_Exercise description_.
In the records below, some lines contain the word "型野生稻与". Copy each of them.

_Data_.
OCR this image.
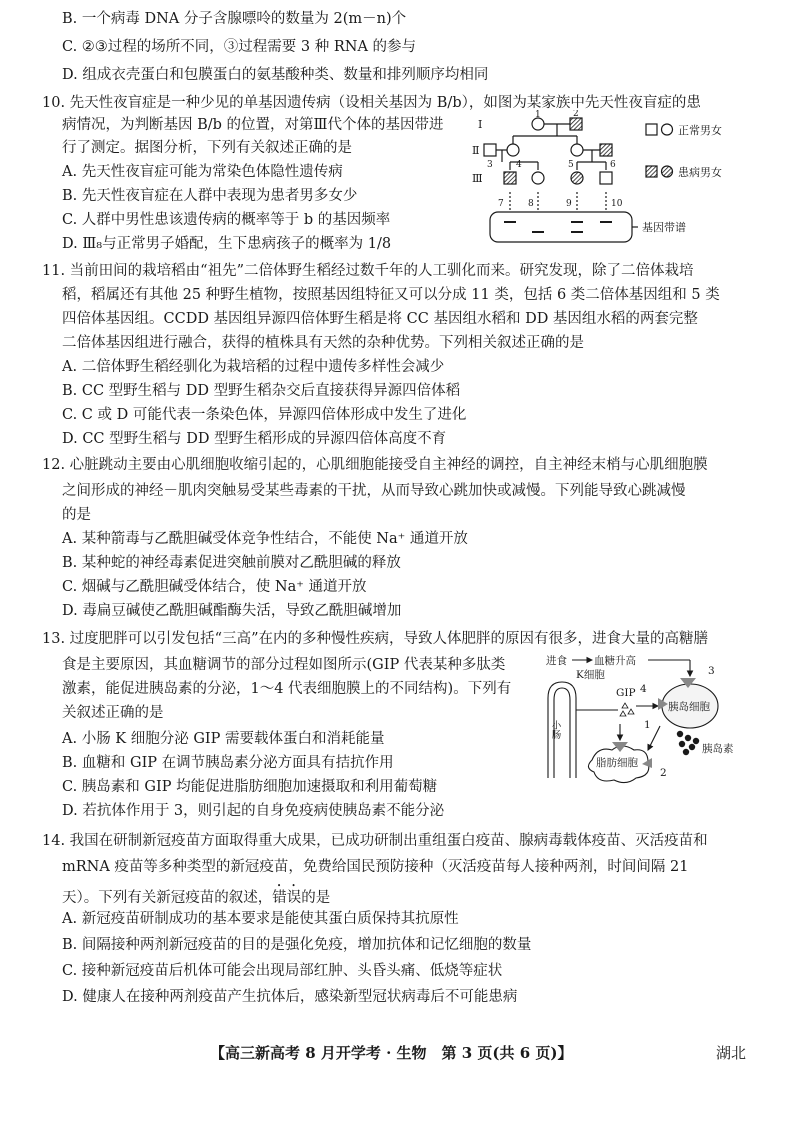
B. 一个病毒 DNA 分子含腺嘌呤的数量为 2(m－n)个
C. ②③过程的场所不同，③过程需要 3 种 RNA 的参与
D. 组成衣壳蛋白和包膜蛋白的氨基酸种类、数量和排列顺序均相同
10. 先天性夜盲症是一种少见的单基因遗传病（设相关基因为 B/b），如图为某家族中先天性夜盲症的患
病情况，为判断基因 B/b 的位置，对第Ⅲ代个体的基因带进
行了测定。据图分析，下列有关叙述正确的是
A. 先天性夜盲症可能为常染色体隐性遗传病
B. 先天性夜盲症在人群中表现为患者男多女少
C. 人群中男性患该遗传病的概率等于 b 的基因频率
D. Ⅲ₈与正常男子婚配，生下患病孩子的概率为 1/8
Ⅰ
Ⅱ
Ⅲ
1	2
3	4	5	6
7	8	9	10
正常男女
患病男女
基因带谱
11. 当前田间的栽培稻由“祖先”二倍体野生稻经过数千年的人工驯化而来。研究发现，除了二倍体栽培
稻，稻属还有其他 25 种野生植物，按照基因组特征又可以分成 11 类，包括 6 类二倍体基因组和 5 类
四倍体基因组。CCDD 基因组异源四倍体野生稻是将 CC 基因组水稻和 DD 基因组水稻的两套完整
二倍体基因组进行融合，获得的植株具有天然的杂种优势。下列相关叙述正确的是
A. 二倍体野生稻经驯化为栽培稻的过程中遗传多样性会减少
B. CC 型野生稻与 DD 型野生稻杂交后直接获得异源四倍体稻
C. C 或 D 可能代表一条染色体，异源四倍体形成中发生了进化
D. CC 型野生稻与 DD 型野生稻形成的异源四倍体高度不育
12. 心脏跳动主要由心肌细胞收缩引起的，心肌细胞能接受自主神经的调控，自主神经末梢与心肌细胞膜
之间形成的神经－肌肉突触易受某些毒素的干扰，从而导致心跳加快或减慢。下列能导致心跳减慢
的是
A. 某种箭毒与乙酰胆碱受体竞争性结合，不能使 Na⁺ 通道开放
B. 某种蛇的神经毒素促进突触前膜对乙酰胆碱的释放
C. 烟碱与乙酰胆碱受体结合，使 Na⁺ 通道开放
D. 毒扁豆碱使乙酰胆碱酯酶失活，导致乙酰胆碱增加
13. 过度肥胖可以引发包括“三高”在内的多种慢性疾病，导致人体肥胖的原因有很多，进食大量的高糖膳
食是主要原因，其血糖调节的部分过程如图所示(GIP 代表某种多肽类
激素，能促进胰岛素的分泌，1～4 代表细胞膜上的不同结构)。下列有
关叙述正确的是
A. 小肠 K 细胞分泌 GIP 需要载体蛋白和消耗能量
B. 血糖和 GIP 在调节胰岛素分泌方面具有拮抗作用
C. 胰岛素和 GIP 均能促进脂肪细胞加速摄取和利用葡萄糖
D. 若抗体作用于 3，则引起的自身免疫病使胰岛素不能分泌
进食	血糖升高
K细胞
GIP
胰岛细胞
小肠
脂肪细胞
胰岛素
1
2
3
4
14. 我国在研制新冠疫苗方面取得重大成果，已成功研制出重组蛋白疫苗、腺病毒载体疫苗、灭活疫苗和
mRNA 疫苗等多种类型的新冠疫苗，免费给国民预防接种（灭活疫苗每人接种两剂，时间间隔 21
天）。下列有关新冠疫苗的叙述，错误的是
A. 新冠疫苗研制成功的基本要求是能使其蛋白质保持其抗原性
B. 间隔接种两剂新冠疫苗的目的是强化免疫，增加抗体和记忆细胞的数量
C. 接种新冠疫苗后机体可能会出现局部红肿、头昏头痛、低烧等症状
D. 健康人在接种两剂疫苗产生抗体后，感染新型冠状病毒后不可能患病
【高三新高考 8 月开学考 · 生物　第 3 页(共 6 页)】	湖北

_Your response_.
B. CC 型野生稻与 DD 型野生稻杂交后直接获得异源四倍体稻
D. CC 型野生稻与 DD 型野生稻形成的异源四倍体高度不育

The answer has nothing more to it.